Work required
Will you output the entries below exactly, skipping every image they contain?

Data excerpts
::::::::::

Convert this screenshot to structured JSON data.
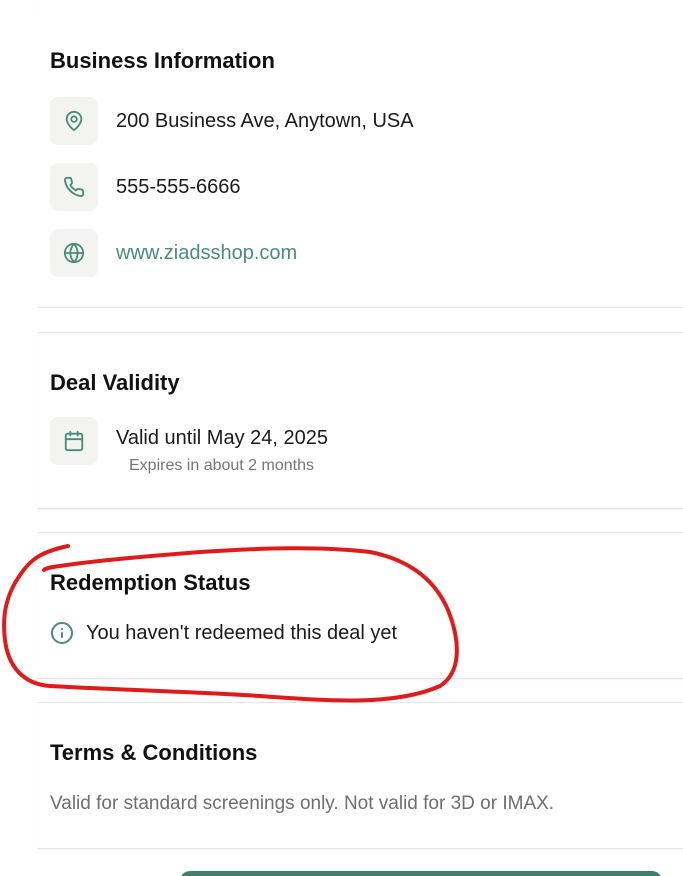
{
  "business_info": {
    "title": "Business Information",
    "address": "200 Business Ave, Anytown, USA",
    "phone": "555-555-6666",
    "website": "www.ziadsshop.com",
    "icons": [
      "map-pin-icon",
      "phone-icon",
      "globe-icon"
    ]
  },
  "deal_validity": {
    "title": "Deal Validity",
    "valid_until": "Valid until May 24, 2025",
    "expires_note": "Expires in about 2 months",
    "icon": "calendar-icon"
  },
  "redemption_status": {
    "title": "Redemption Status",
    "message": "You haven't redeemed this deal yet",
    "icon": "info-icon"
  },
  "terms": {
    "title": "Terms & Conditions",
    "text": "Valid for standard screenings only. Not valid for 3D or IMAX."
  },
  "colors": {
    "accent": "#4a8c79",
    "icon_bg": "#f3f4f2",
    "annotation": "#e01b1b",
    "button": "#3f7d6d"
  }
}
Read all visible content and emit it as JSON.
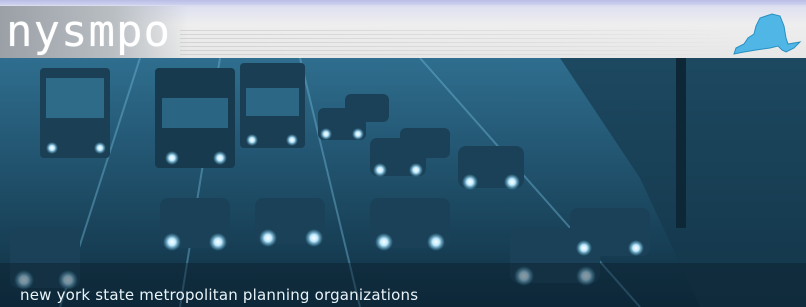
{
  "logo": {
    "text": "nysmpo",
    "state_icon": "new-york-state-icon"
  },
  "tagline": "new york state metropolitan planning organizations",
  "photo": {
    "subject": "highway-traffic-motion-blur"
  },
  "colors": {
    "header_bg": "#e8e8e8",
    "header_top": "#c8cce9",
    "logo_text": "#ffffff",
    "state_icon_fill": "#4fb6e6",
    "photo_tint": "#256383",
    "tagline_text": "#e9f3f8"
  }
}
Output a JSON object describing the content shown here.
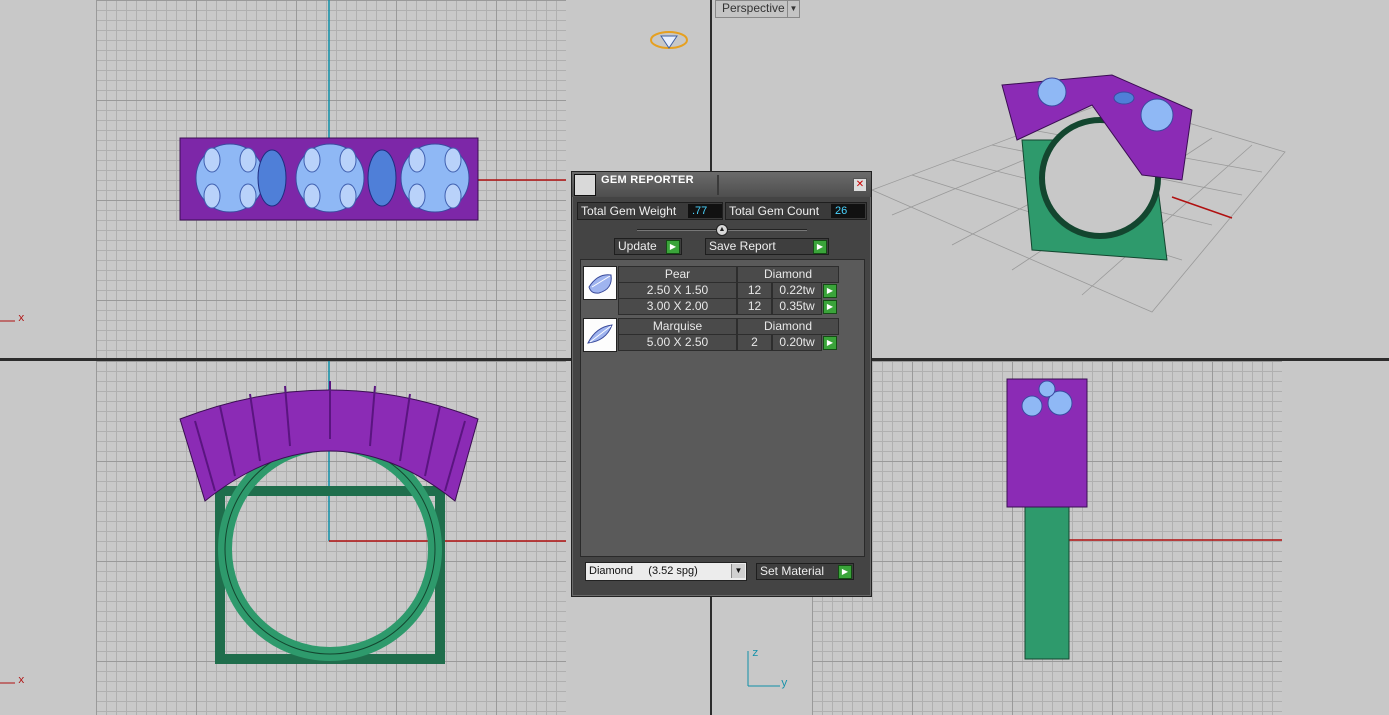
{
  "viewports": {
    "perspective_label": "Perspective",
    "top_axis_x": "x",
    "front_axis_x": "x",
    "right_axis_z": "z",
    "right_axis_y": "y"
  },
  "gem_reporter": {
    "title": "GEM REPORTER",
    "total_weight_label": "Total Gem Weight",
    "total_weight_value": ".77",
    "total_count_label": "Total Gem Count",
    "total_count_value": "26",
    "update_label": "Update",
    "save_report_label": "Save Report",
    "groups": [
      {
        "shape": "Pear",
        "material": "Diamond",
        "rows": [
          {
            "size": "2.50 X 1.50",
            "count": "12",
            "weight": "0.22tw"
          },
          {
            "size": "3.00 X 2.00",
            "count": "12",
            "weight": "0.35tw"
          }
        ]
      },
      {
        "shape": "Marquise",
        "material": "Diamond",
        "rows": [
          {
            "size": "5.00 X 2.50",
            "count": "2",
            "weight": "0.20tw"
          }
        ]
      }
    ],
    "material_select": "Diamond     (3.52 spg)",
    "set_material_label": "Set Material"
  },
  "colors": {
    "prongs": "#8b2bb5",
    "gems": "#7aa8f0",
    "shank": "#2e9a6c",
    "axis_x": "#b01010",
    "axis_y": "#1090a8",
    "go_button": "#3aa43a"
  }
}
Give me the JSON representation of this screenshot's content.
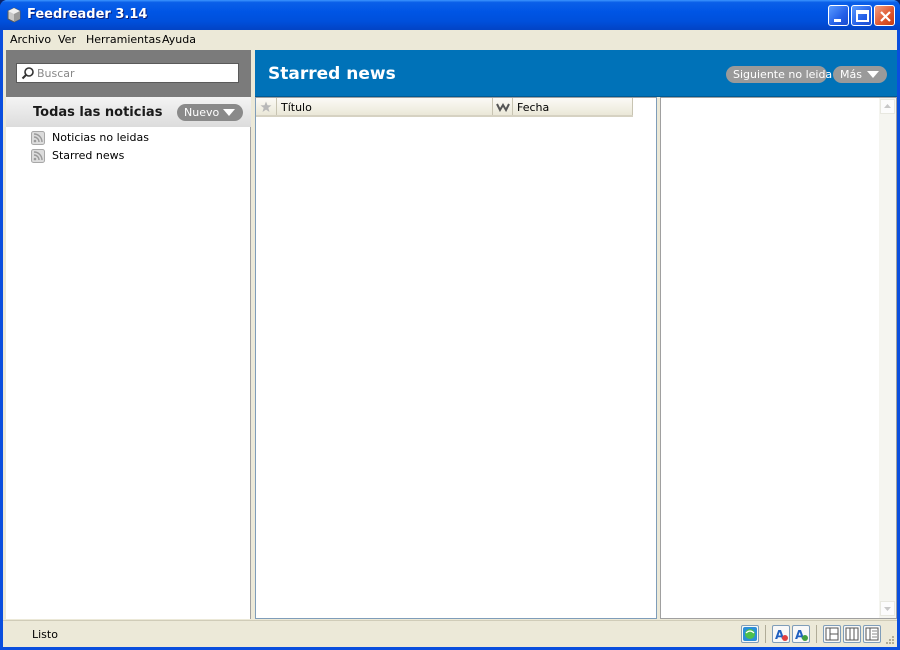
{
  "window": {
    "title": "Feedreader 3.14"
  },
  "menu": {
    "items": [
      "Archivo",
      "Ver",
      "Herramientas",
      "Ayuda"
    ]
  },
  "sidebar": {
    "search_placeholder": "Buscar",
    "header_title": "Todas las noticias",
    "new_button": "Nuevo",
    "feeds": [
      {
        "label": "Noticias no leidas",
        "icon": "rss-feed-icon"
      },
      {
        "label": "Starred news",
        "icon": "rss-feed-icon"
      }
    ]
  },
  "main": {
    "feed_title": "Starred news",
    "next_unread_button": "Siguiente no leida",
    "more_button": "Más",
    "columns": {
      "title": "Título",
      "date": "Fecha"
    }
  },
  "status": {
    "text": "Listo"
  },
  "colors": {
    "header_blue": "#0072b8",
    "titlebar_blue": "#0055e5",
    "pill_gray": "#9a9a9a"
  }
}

::::::::::

Task answer
Convert this screenshot to structured JSON data.
{
  "business_info": {
    "title": "Business Information",
    "address": "200 Business Ave, Anytown, USA",
    "phone": "555-555-6666",
    "website": "www.ziadsshop.com",
    "icons": [
      "map-pin-icon",
      "phone-icon",
      "globe-icon"
    ]
  },
  "deal_validity": {
    "title": "Deal Validity",
    "valid_until": "Valid until May 24, 2025",
    "expires_note": "Expires in about 2 months",
    "icon": "calendar-icon"
  },
  "redemption_status": {
    "title": "Redemption Status",
    "message": "You haven't redeemed this deal yet",
    "icon": "info-icon"
  },
  "terms": {
    "title": "Terms & Conditions",
    "text": "Valid for standard screenings only. Not valid for 3D or IMAX."
  },
  "colors": {
    "accent": "#4a8c79",
    "icon_bg": "#f3f4f2",
    "annotation": "#e01b1b",
    "button": "#3f7d6d"
  }
}
Read all visible content and emit it as JSON.
{
  "logo": {
    "text": "nysmpo",
    "state_icon": "new-york-state-icon"
  },
  "tagline": "new york state metropolitan planning organizations",
  "photo": {
    "subject": "highway-traffic-motion-blur"
  },
  "colors": {
    "header_bg": "#e8e8e8",
    "header_top": "#c8cce9",
    "logo_text": "#ffffff",
    "state_icon_fill": "#4fb6e6",
    "photo_tint": "#256383",
    "tagline_text": "#e9f3f8"
  }
}
Output a JSON object describing the content shown here.
{
  "viewports": {
    "perspective_label": "Perspective",
    "top_axis_x": "x",
    "front_axis_x": "x",
    "right_axis_z": "z",
    "right_axis_y": "y"
  },
  "gem_reporter": {
    "title": "GEM REPORTER",
    "total_weight_label": "Total Gem Weight",
    "total_weight_value": ".77",
    "total_count_label": "Total Gem Count",
    "total_count_value": "26",
    "update_label": "Update",
    "save_report_label": "Save Report",
    "groups": [
      {
        "shape": "Pear",
        "material": "Diamond",
        "rows": [
          {
            "size": "2.50 X 1.50",
            "count": "12",
            "weight": "0.22tw"
          },
          {
            "size": "3.00 X 2.00",
            "count": "12",
            "weight": "0.35tw"
          }
        ]
      },
      {
        "shape": "Marquise",
        "material": "Diamond",
        "rows": [
          {
            "size": "5.00 X 2.50",
            "count": "2",
            "weight": "0.20tw"
          }
        ]
      }
    ],
    "material_select": "Diamond     (3.52 spg)",
    "set_material_label": "Set Material"
  },
  "colors": {
    "prongs": "#8b2bb5",
    "gems": "#7aa8f0",
    "shank": "#2e9a6c",
    "axis_x": "#b01010",
    "axis_y": "#1090a8",
    "go_button": "#3aa43a"
  }
}
Give me the JSON representation of this screenshot's content.
{
  "window": {
    "title": "Feedreader 3.14"
  },
  "menu": {
    "items": [
      "Archivo",
      "Ver",
      "Herramientas",
      "Ayuda"
    ]
  },
  "sidebar": {
    "search_placeholder": "Buscar",
    "header_title": "Todas las noticias",
    "new_button": "Nuevo",
    "feeds": [
      {
        "label": "Noticias no leidas",
        "icon": "rss-feed-icon"
      },
      {
        "label": "Starred news",
        "icon": "rss-feed-icon"
      }
    ]
  },
  "main": {
    "feed_title": "Starred news",
    "next_unread_button": "Siguiente no leida",
    "more_button": "Más",
    "columns": {
      "title": "Título",
      "date": "Fecha"
    }
  },
  "status": {
    "text": "Listo"
  },
  "colors": {
    "header_blue": "#0072b8",
    "titlebar_blue": "#0055e5",
    "pill_gray": "#9a9a9a"
  }
}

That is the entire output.